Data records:
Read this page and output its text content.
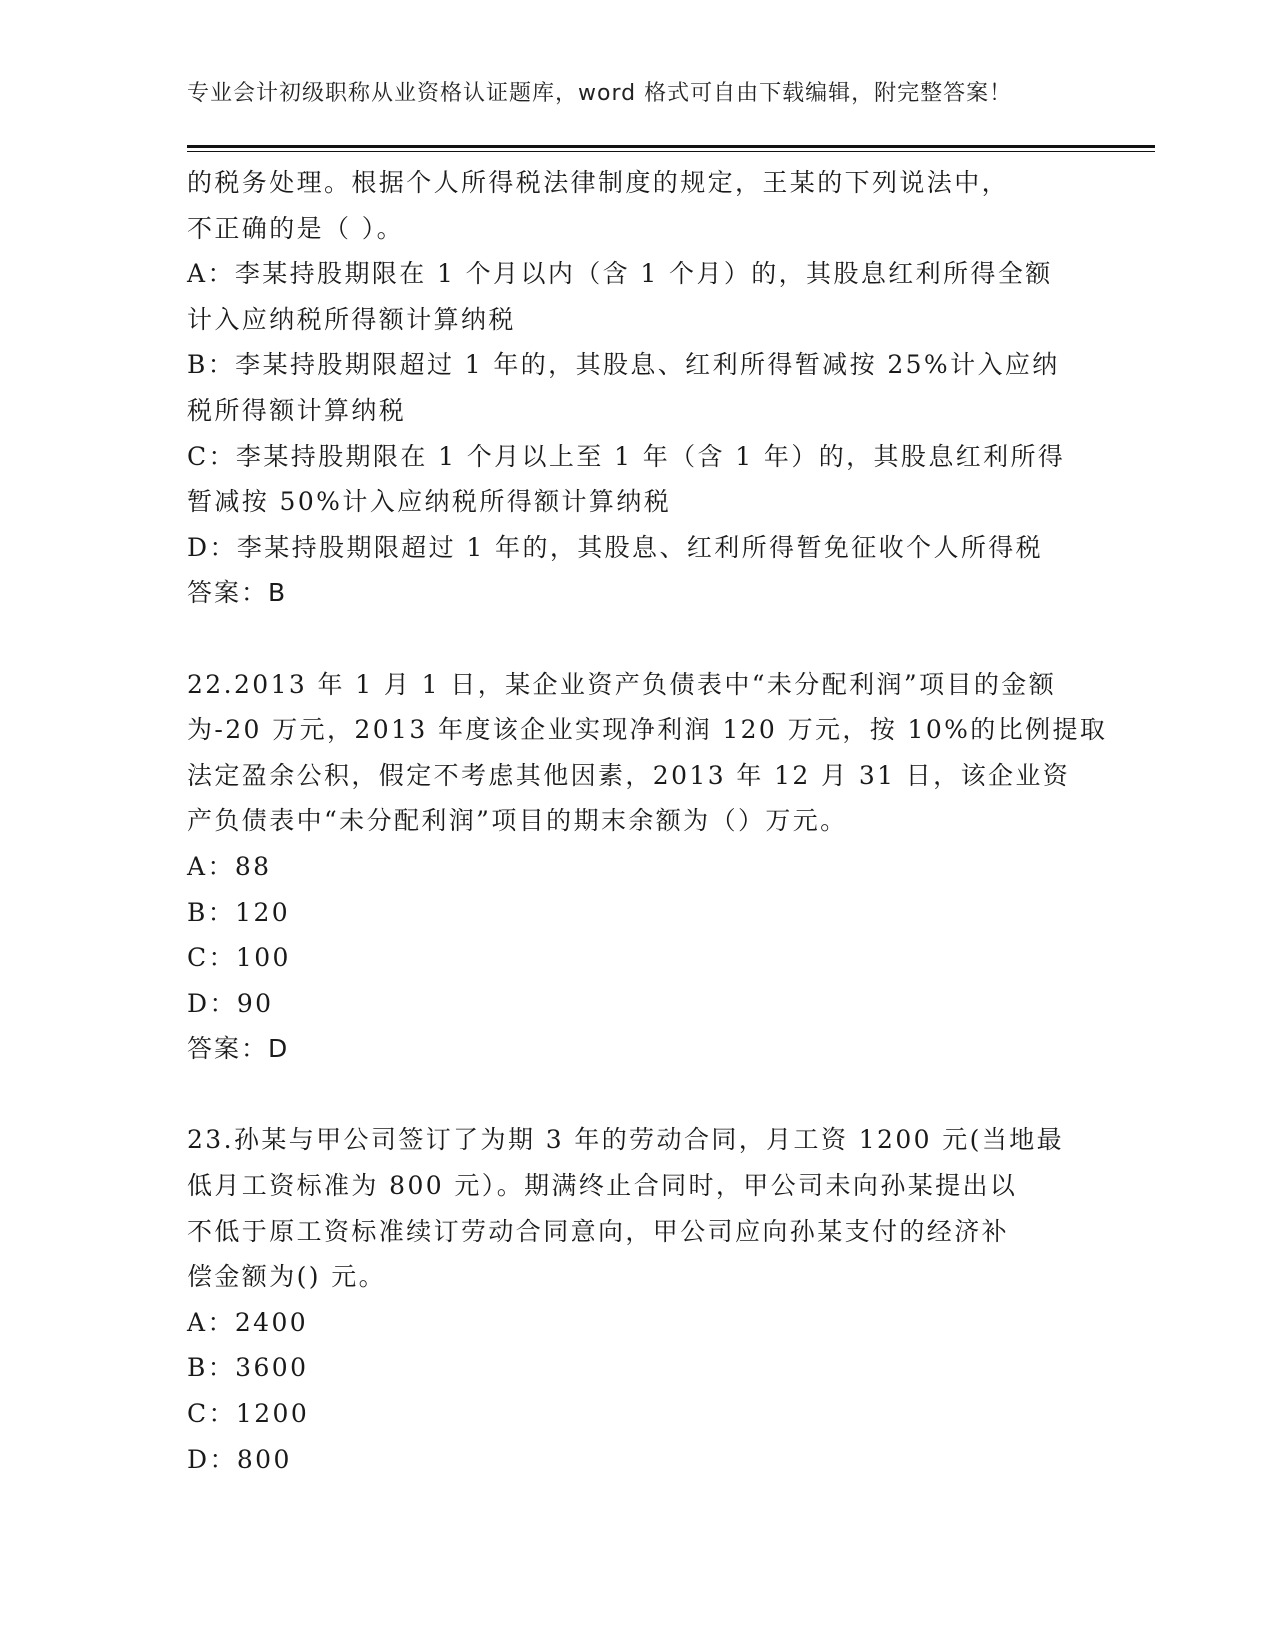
专业会计初级职称从业资格认证题库，word 格式可自由下载编辑，附完整答案！
的税务处理。根据个人所得税法律制度的规定，王某的下列说法中，
不正确的是（ ）。
A：李某持股期限在 1 个月以内（含 1 个月）的，其股息红利所得全额
计入应纳税所得额计算纳税
B：李某持股期限超过 1 年的，其股息、红利所得暂减按 25%计入应纳
税所得额计算纳税
C：李某持股期限在 1 个月以上至 1 年（含 1 年）的，其股息红利所得
暂减按 50%计入应纳税所得额计算纳税
D：李某持股期限超过 1 年的，其股息、红利所得暂免征收个人所得税
答案：B
22.2013 年 1 月 1 日，某企业资产负债表中“未分配利润”项目的金额
为-20 万元，2013 年度该企业实现净利润 120 万元，按 10%的比例提取
法定盈余公积，假定不考虑其他因素，2013 年 12 月 31 日，该企业资
产负债表中“未分配利润”项目的期末余额为（）万元。
A：88
B：120
C：100
D：90
答案：D
23.孙某与甲公司签订了为期 3 年的劳动合同，月工资 1200 元(当地最
低月工资标准为 800 元）。期满终止合同时，甲公司未向孙某提出以
不低于原工资标准续订劳动合同意向，甲公司应向孙某支付的经济补
偿金额为() 元。
A：2400
B：3600
C：1200
D：800
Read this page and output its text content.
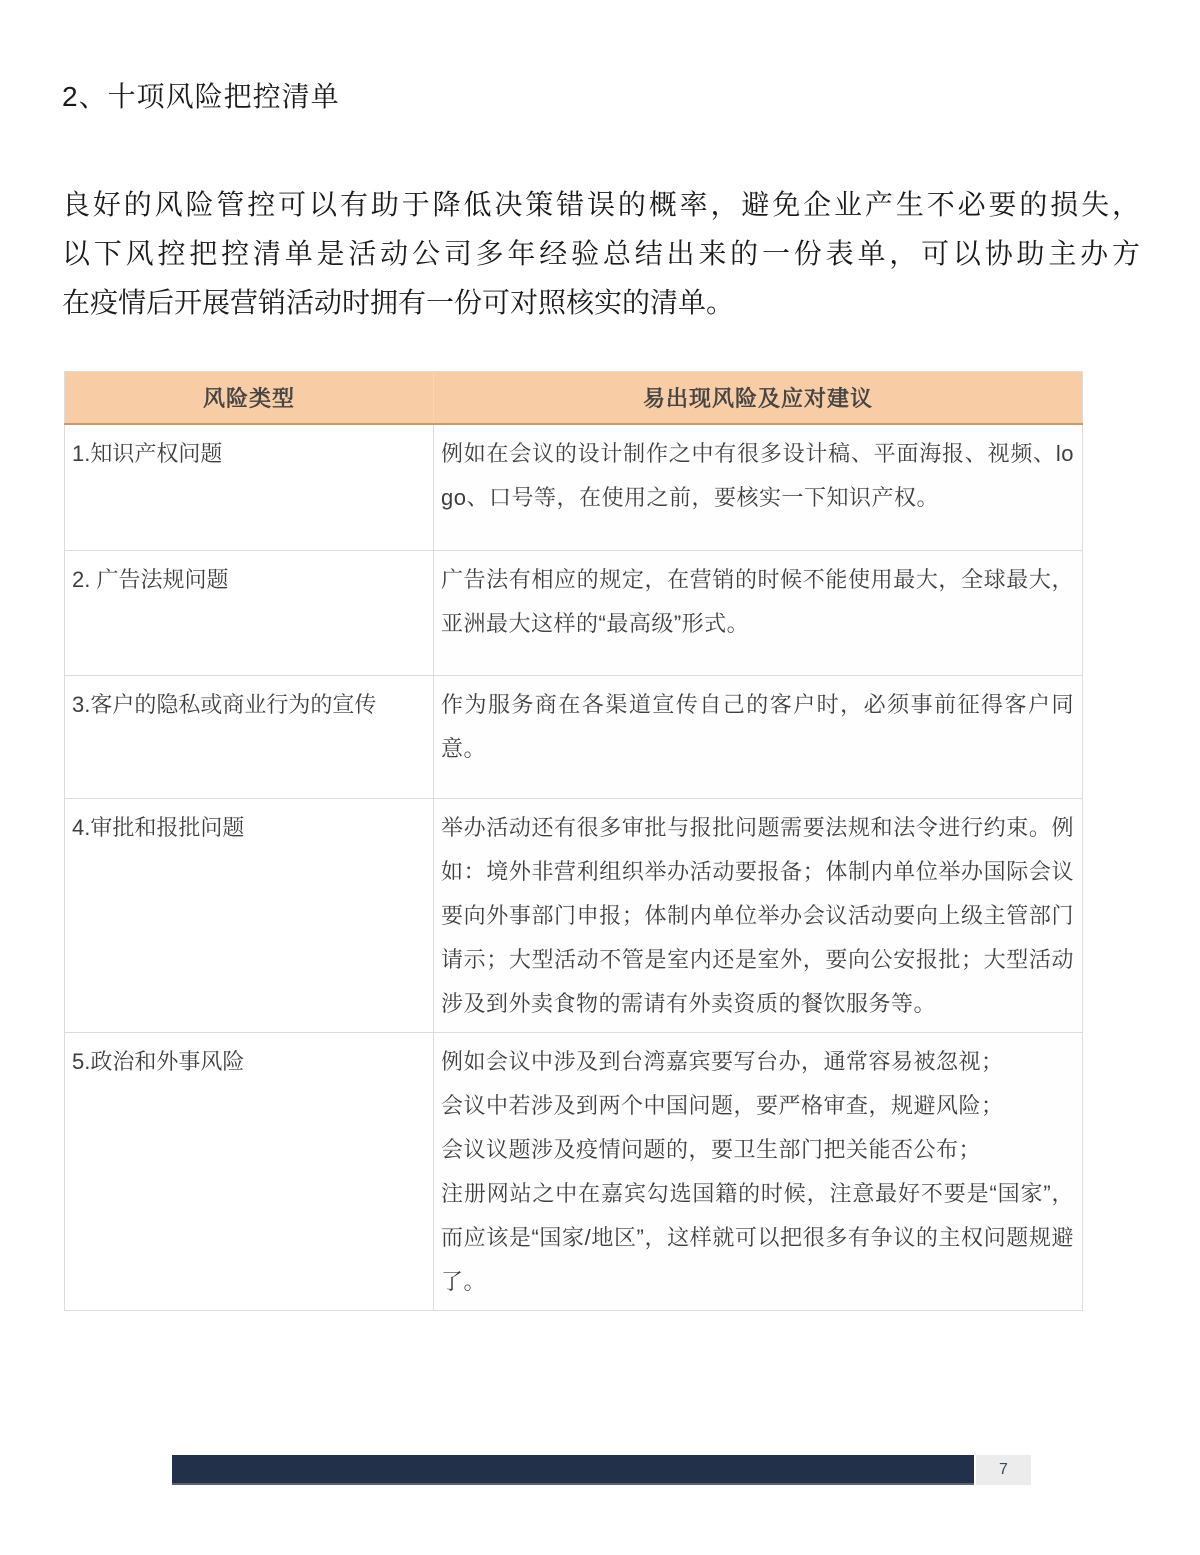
2、十项风险把控清单
良好的风险管控可以有助于降低决策错误的概率，避免企业产生不必要的损失，
以下风控把控清单是活动公司多年经验总结出来的一份表单，可以协助主办方
在疫情后开展营销活动时拥有一份可对照核实的清单。
风险类型	易出现风险及应对建议
1.知识产权问题	例如在会议的设计制作之中有很多设计稿、平面海报、视频、logo、口号等，在使用之前，要核实一下知识产权。

2. 广告法规问题	广告法有相应的规定，在营销的时候不能使用最大，全球最大，亚洲最大这样的“最高级”形式。

3.客户的隐私或商业行为的宣传	作为服务商在各渠道宣传自己的客户时，必须事前征得客户同意。

4.审批和报批问题	举办活动还有很多审批与报批问题需要法规和法令进行约束。例如：境外非营利组织举办活动要报备；体制内单位举办国际会议要向外事部门申报；体制内单位举办会议活动要向上级主管部门请示；大型活动不管是室内还是室外，要向公安报批；大型活动涉及到外卖食物的需请有外卖资质的餐饮服务等。

5.政治和外事风险	例如会议中涉及到台湾嘉宾要写台办，通常容易被忽视；
会议中若涉及到两个中国问题，要严格审查，规避风险；
会议议题涉及疫情问题的，要卫生部门把关能否公布；
注册网站之中在嘉宾勾选国籍的时候，注意最好不要是“国家”，而应该是“国家/地区”，这样就可以把很多有争议的主权问题规避了。
7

* _AIM OF THE TASK_
Every entry must be reproduced exactly, with the images left out.

* _RESPONSE TO THIS TASK_
Read this page and output its text content.
专业会计初级职称从业资格认证题库，word 格式可自由下载编辑，附完整答案！
的税务处理。根据个人所得税法律制度的规定，王某的下列说法中，
不正确的是（ ）。
A：李某持股期限在 1 个月以内（含 1 个月）的，其股息红利所得全额
计入应纳税所得额计算纳税
B：李某持股期限超过 1 年的，其股息、红利所得暂减按 25%计入应纳
税所得额计算纳税
C：李某持股期限在 1 个月以上至 1 年（含 1 年）的，其股息红利所得
暂减按 50%计入应纳税所得额计算纳税
D：李某持股期限超过 1 年的，其股息、红利所得暂免征收个人所得税
答案：B
22.2013 年 1 月 1 日，某企业资产负债表中“未分配利润”项目的金额
为-20 万元，2013 年度该企业实现净利润 120 万元，按 10%的比例提取
法定盈余公积，假定不考虑其他因素，2013 年 12 月 31 日，该企业资
产负债表中“未分配利润”项目的期末余额为（）万元。
A：88
B：120
C：100
D：90
答案：D
23.孙某与甲公司签订了为期 3 年的劳动合同，月工资 1200 元(当地最
低月工资标准为 800 元）。期满终止合同时，甲公司未向孙某提出以
不低于原工资标准续订劳动合同意向，甲公司应向孙某支付的经济补
偿金额为() 元。
A：2400
B：3600
C：1200
D：800
Read this page and output its text content.
2、十项风险把控清单
良好的风险管控可以有助于降低决策错误的概率，避免企业产生不必要的损失，
以下风控把控清单是活动公司多年经验总结出来的一份表单，可以协助主办方
在疫情后开展营销活动时拥有一份可对照核实的清单。
风险类型	易出现风险及应对建议
1.知识产权问题	例如在会议的设计制作之中有很多设计稿、平面海报、视频、logo、口号等，在使用之前，要核实一下知识产权。

2. 广告法规问题	广告法有相应的规定，在营销的时候不能使用最大，全球最大，亚洲最大这样的“最高级”形式。

3.客户的隐私或商业行为的宣传	作为服务商在各渠道宣传自己的客户时，必须事前征得客户同意。

4.审批和报批问题	举办活动还有很多审批与报批问题需要法规和法令进行约束。例如：境外非营利组织举办活动要报备；体制内单位举办国际会议要向外事部门申报；体制内单位举办会议活动要向上级主管部门请示；大型活动不管是室内还是室外，要向公安报批；大型活动涉及到外卖食物的需请有外卖资质的餐饮服务等。

5.政治和外事风险	例如会议中涉及到台湾嘉宾要写台办，通常容易被忽视；
会议中若涉及到两个中国问题，要严格审查，规避风险；
会议议题涉及疫情问题的，要卫生部门把关能否公布；
注册网站之中在嘉宾勾选国籍的时候，注意最好不要是“国家”，而应该是“国家/地区”，这样就可以把很多有争议的主权问题规避了。
7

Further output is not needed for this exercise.